Structured figure records
--- Start ---

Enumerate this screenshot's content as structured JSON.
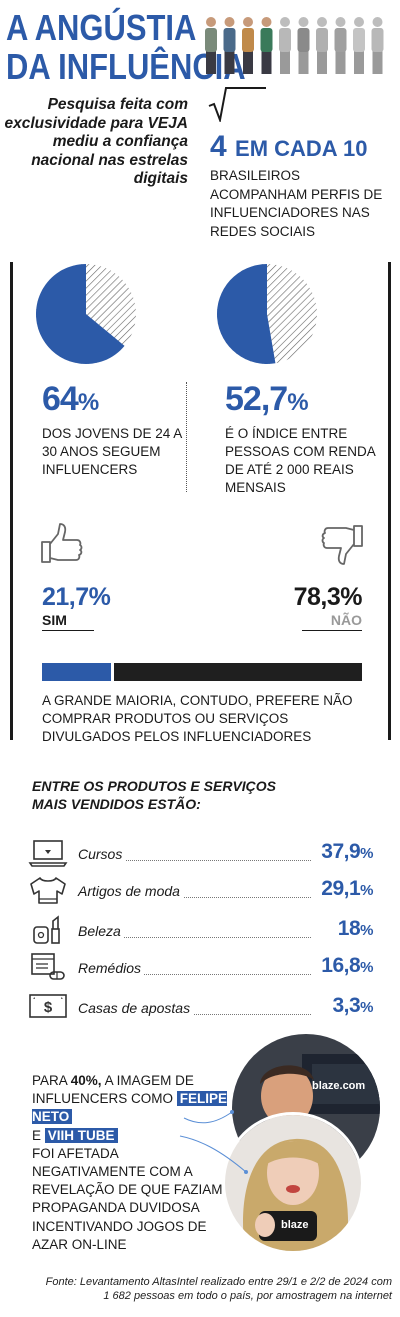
{
  "header": {
    "title_line1": "A ANGÚSTIA",
    "title_line2": "DA INFLUÊNCIA",
    "subtitle": "Pesquisa feita com exclusividade para VEJA mediu a confiança nacional nas estrelas digitais"
  },
  "stat": {
    "big_number": "4",
    "big_text": "EM CADA 10",
    "text": "BRASILEIROS ACOMPANHAM PERFIS DE INFLUENCIADORES NAS REDES SOCIAIS"
  },
  "pies": [
    {
      "percent_value": 64,
      "value": "64",
      "symbol": "%",
      "description": "DOS JOVENS DE 24 A 30 ANOS SEGUEM INFLUENCERS"
    },
    {
      "percent_value": 52.7,
      "value": "52,7",
      "symbol": "%",
      "description": "É O ÍNDICE ENTRE PESSOAS COM RENDA DE ATÉ 2 000 REAIS MENSAIS"
    }
  ],
  "vote": {
    "sim_value": "21,7%",
    "sim_label": "SIM",
    "sim_fraction": 0.217,
    "nao_value": "78,3%",
    "nao_label": "NÃO",
    "nao_fraction": 0.783,
    "text": "A GRANDE MAIORIA, CONTUDO, PREFERE NÃO COMPRAR PRODUTOS OU SERVIÇOS DIVULGADOS PELOS INFLUENCIADORES"
  },
  "products": {
    "title": "ENTRE OS PRODUTOS E SERVIÇOS MAIS VENDIDOS ESTÃO:",
    "items": [
      {
        "name": "Cursos",
        "value": "37,9",
        "symbol": "%",
        "icon": "laptop-icon"
      },
      {
        "name": "Artigos de moda",
        "value": "29,1",
        "symbol": "%",
        "icon": "sweater-icon"
      },
      {
        "name": "Beleza",
        "value": "18",
        "symbol": "%",
        "icon": "lipstick-icon"
      },
      {
        "name": "Remédios",
        "value": "16,8",
        "symbol": "%",
        "icon": "pills-icon"
      },
      {
        "name": "Casas de apostas",
        "value": "3,3",
        "symbol": "%",
        "icon": "money-icon"
      }
    ]
  },
  "bottom": {
    "text_pre": "PARA ",
    "text_bold": "40%,",
    "text_mid": " A IMAGEM DE INFLUENCERS COMO ",
    "tag1": "FELIPE NETO",
    "text_e": "E ",
    "tag2": "VIIH TUBE",
    "text_post": "FOI AFETADA NEGATIVAMENTE COM A REVELAÇÃO DE QUE FAZIAM PROPAGANDA DUVIDOSA INCENTIVANDO JOGOS DE AZAR ON-LINE",
    "photo1_logo": "blaze.com",
    "photo2_logo": "blaze"
  },
  "source": "Fonte: Levantamento AltasIntel realizado entre 29/1 e 2/2 de 2024 com 1 682 pessoas em todo o país, por amostragem na internet",
  "colors": {
    "accent": "#2c5aa8",
    "dark": "#1f1f1f",
    "muted": "#999999"
  }
}
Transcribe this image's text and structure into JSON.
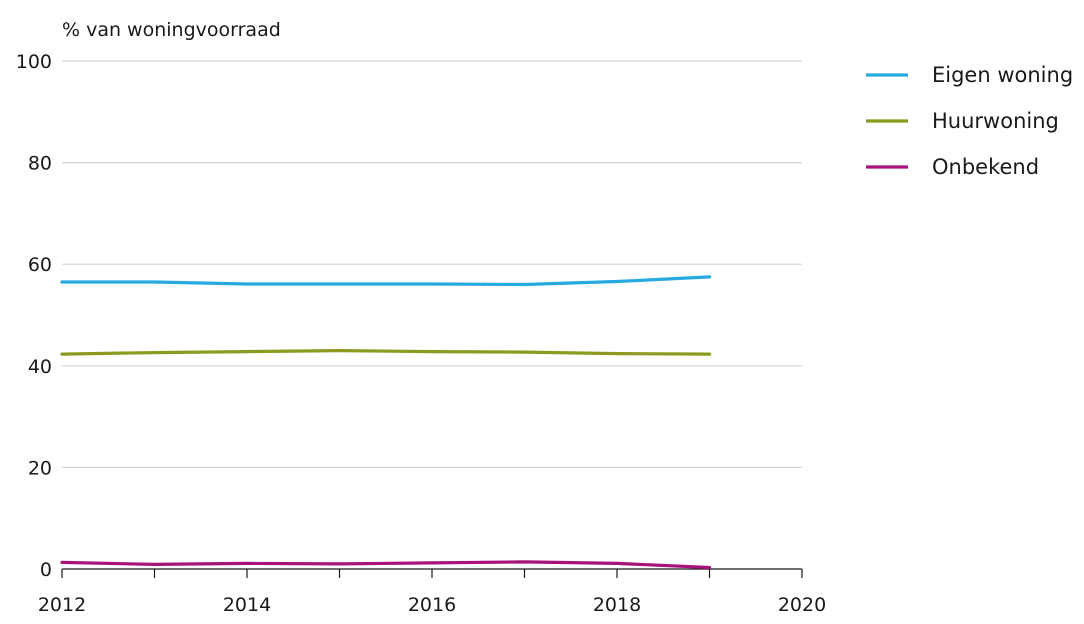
{
  "chart_data": {
    "type": "line",
    "ylabel": "% van woningvoorraad",
    "xlabel": "",
    "x": [
      2012,
      2013,
      2014,
      2015,
      2016,
      2017,
      2018,
      2019
    ],
    "xlim": [
      2012,
      2020
    ],
    "ylim": [
      0,
      100
    ],
    "xticks": [
      2012,
      2014,
      2016,
      2018,
      2020
    ],
    "yticks": [
      0,
      20,
      40,
      60,
      80,
      100
    ],
    "grid": "horizontal",
    "legend_position": "right",
    "series": [
      {
        "name": "Eigen woning",
        "color": "#27a9e1",
        "values": [
          56.5,
          56.5,
          56.1,
          56.1,
          56.1,
          56.0,
          56.6,
          57.5
        ]
      },
      {
        "name": "Huurwoning",
        "color": "#8c9a1f",
        "values": [
          42.3,
          42.6,
          42.8,
          43.0,
          42.8,
          42.7,
          42.4,
          42.3
        ]
      },
      {
        "name": "Onbekend",
        "color": "#a7137a",
        "values": [
          1.3,
          0.9,
          1.1,
          1.0,
          1.2,
          1.4,
          1.1,
          0.3
        ]
      }
    ]
  }
}
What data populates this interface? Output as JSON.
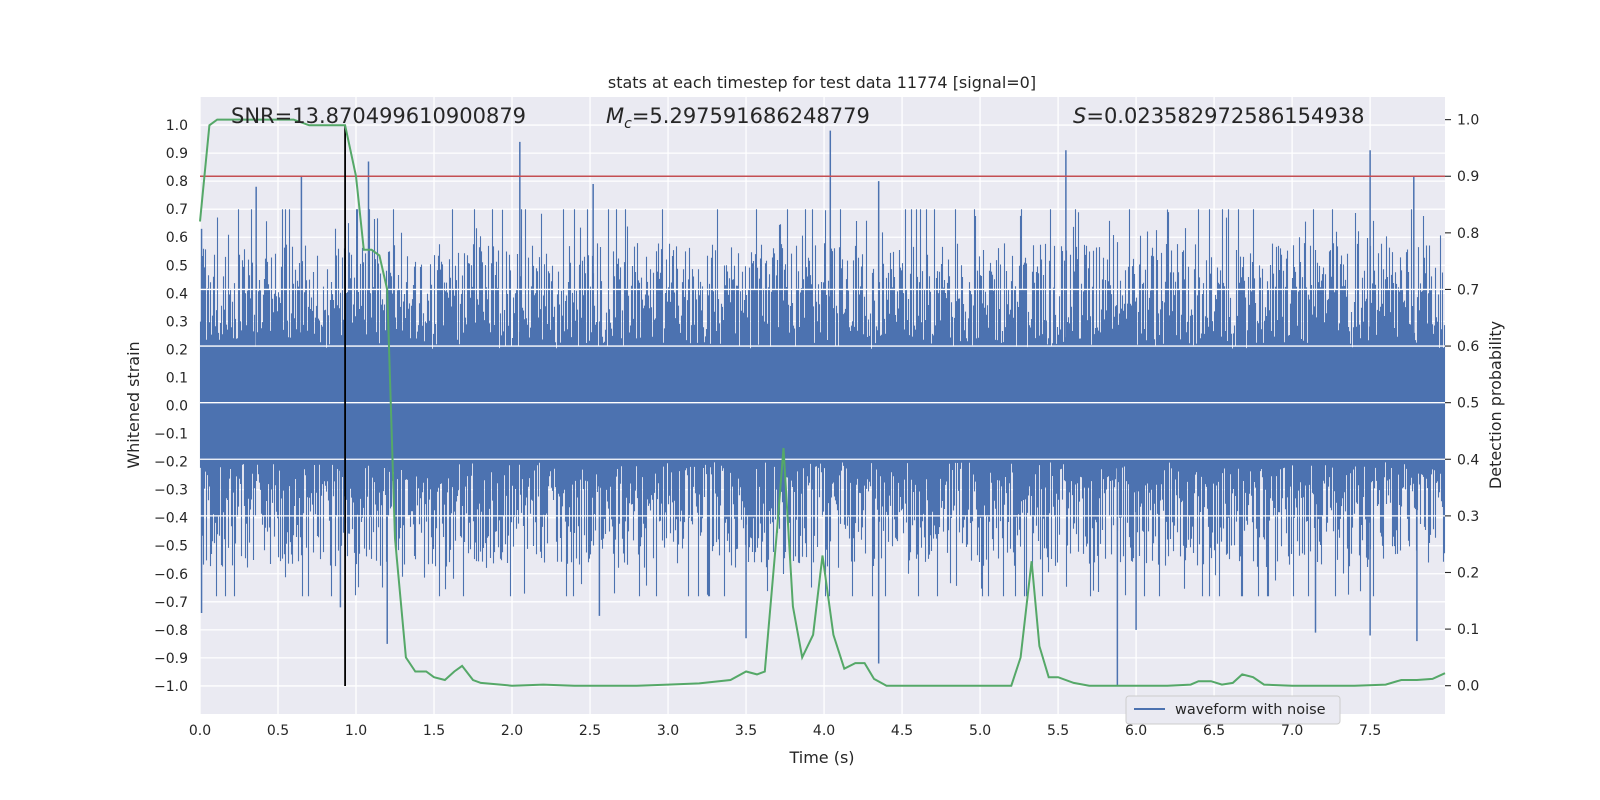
{
  "chart_data": {
    "type": "line",
    "title": "stats at each timestep for test data 11774 [signal=0]",
    "xlabel": "Time (s)",
    "ylabel_left": "Whitened strain",
    "ylabel_right": "Detection probability",
    "xlim": [
      0.0,
      7.98
    ],
    "ylim_left": [
      -1.1,
      1.1
    ],
    "ylim_right": [
      -0.05,
      1.04
    ],
    "x_ticks": [
      "0.0",
      "0.5",
      "1.0",
      "1.5",
      "2.0",
      "2.5",
      "3.0",
      "3.5",
      "4.0",
      "4.5",
      "5.0",
      "5.5",
      "6.0",
      "6.5",
      "7.0",
      "7.5"
    ],
    "y_left_ticks": [
      "1.0",
      "0.9",
      "0.8",
      "0.7",
      "0.6",
      "0.5",
      "0.4",
      "0.3",
      "0.2",
      "0.1",
      "0.0",
      "−0.1",
      "−0.2",
      "−0.3",
      "−0.4",
      "−0.5",
      "−0.6",
      "−0.7",
      "−0.8",
      "−0.9",
      "−1.0"
    ],
    "y_right_ticks": [
      "0.0",
      "0.1",
      "0.2",
      "0.3",
      "0.4",
      "0.5",
      "0.6",
      "0.7",
      "0.8",
      "0.9",
      "1.0"
    ],
    "grid": true,
    "legend_position": "lower-right",
    "annotations": {
      "snr": "SNR=13.870499610900879",
      "mc_symbol": "M",
      "mc_subscript": "c",
      "mc_value": "=5.297591686248779",
      "s_symbol": "S",
      "s_value": "=0.023582972586154938"
    },
    "threshold": {
      "value": 0.9,
      "axis": "right",
      "color": "#c44e52"
    },
    "marker_line": {
      "x": 0.93,
      "y_range": [
        -1.0,
        1.0
      ],
      "color": "#000000"
    },
    "series": [
      {
        "name": "waveform with noise",
        "axis": "left",
        "color": "#4c72b0",
        "style": "dense-noise",
        "envelope_typical": 0.45,
        "spikes_positive": [
          [
            0.01,
            0.63
          ],
          [
            0.36,
            0.78
          ],
          [
            0.65,
            0.82
          ],
          [
            1.08,
            0.87
          ],
          [
            2.05,
            0.94
          ],
          [
            2.52,
            0.79
          ],
          [
            4.04,
            0.98
          ],
          [
            4.35,
            0.8
          ],
          [
            5.55,
            0.91
          ],
          [
            7.5,
            0.91
          ],
          [
            7.78,
            0.82
          ]
        ],
        "spikes_negative": [
          [
            0.01,
            -0.74
          ],
          [
            0.9,
            -0.72
          ],
          [
            1.2,
            -0.85
          ],
          [
            2.56,
            -0.75
          ],
          [
            3.5,
            -0.83
          ],
          [
            4.35,
            -0.92
          ],
          [
            5.88,
            -1.0
          ],
          [
            6.0,
            -0.8
          ],
          [
            7.15,
            -0.81
          ],
          [
            7.5,
            -0.82
          ],
          [
            7.8,
            -0.84
          ]
        ]
      },
      {
        "name": "detection probability",
        "axis": "right",
        "color": "#55a868",
        "x": [
          0.0,
          0.06,
          0.11,
          0.2,
          0.4,
          0.6,
          0.7,
          0.8,
          0.9,
          0.93,
          1.0,
          1.05,
          1.1,
          1.15,
          1.2,
          1.25,
          1.32,
          1.38,
          1.45,
          1.5,
          1.57,
          1.63,
          1.68,
          1.75,
          1.8,
          2.0,
          2.2,
          2.4,
          2.6,
          2.8,
          3.0,
          3.2,
          3.4,
          3.5,
          3.57,
          3.62,
          3.7,
          3.74,
          3.8,
          3.86,
          3.93,
          3.99,
          4.06,
          4.13,
          4.2,
          4.26,
          4.32,
          4.4,
          4.6,
          4.8,
          5.0,
          5.2,
          5.26,
          5.33,
          5.38,
          5.44,
          5.5,
          5.6,
          5.7,
          5.8,
          6.0,
          6.2,
          6.35,
          6.4,
          6.48,
          6.55,
          6.62,
          6.68,
          6.75,
          6.82,
          7.0,
          7.2,
          7.4,
          7.6,
          7.7,
          7.8,
          7.9,
          7.98
        ],
        "y": [
          0.82,
          0.99,
          1.0,
          1.0,
          1.0,
          1.0,
          0.99,
          0.99,
          0.99,
          0.99,
          0.9,
          0.77,
          0.77,
          0.76,
          0.7,
          0.26,
          0.05,
          0.025,
          0.025,
          0.015,
          0.01,
          0.025,
          0.035,
          0.01,
          0.005,
          0.0,
          0.002,
          0.0,
          0.0,
          0.0,
          0.002,
          0.004,
          0.01,
          0.025,
          0.02,
          0.025,
          0.28,
          0.42,
          0.14,
          0.05,
          0.09,
          0.23,
          0.09,
          0.03,
          0.04,
          0.04,
          0.012,
          0.0,
          0.0,
          0.0,
          0.0,
          0.0,
          0.05,
          0.22,
          0.07,
          0.015,
          0.015,
          0.005,
          0.0,
          0.0,
          0.0,
          0.0,
          0.002,
          0.008,
          0.008,
          0.002,
          0.005,
          0.02,
          0.015,
          0.002,
          0.0,
          0.0,
          0.0,
          0.002,
          0.01,
          0.01,
          0.012,
          0.022
        ]
      }
    ]
  }
}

--- End ---

• **YOUR GOAL**
Identify every line holding the word "description" and copy it out.

• **EXERCISE ANSWER**
      "description": "DOS JOVENS DE 24 A 30 ANOS SEGUEM INFLUENCERS"
      "description": "É O ÍNDICE ENTRE PESSOAS COM RENDA DE ATÉ 2 000 REAIS MENSAIS"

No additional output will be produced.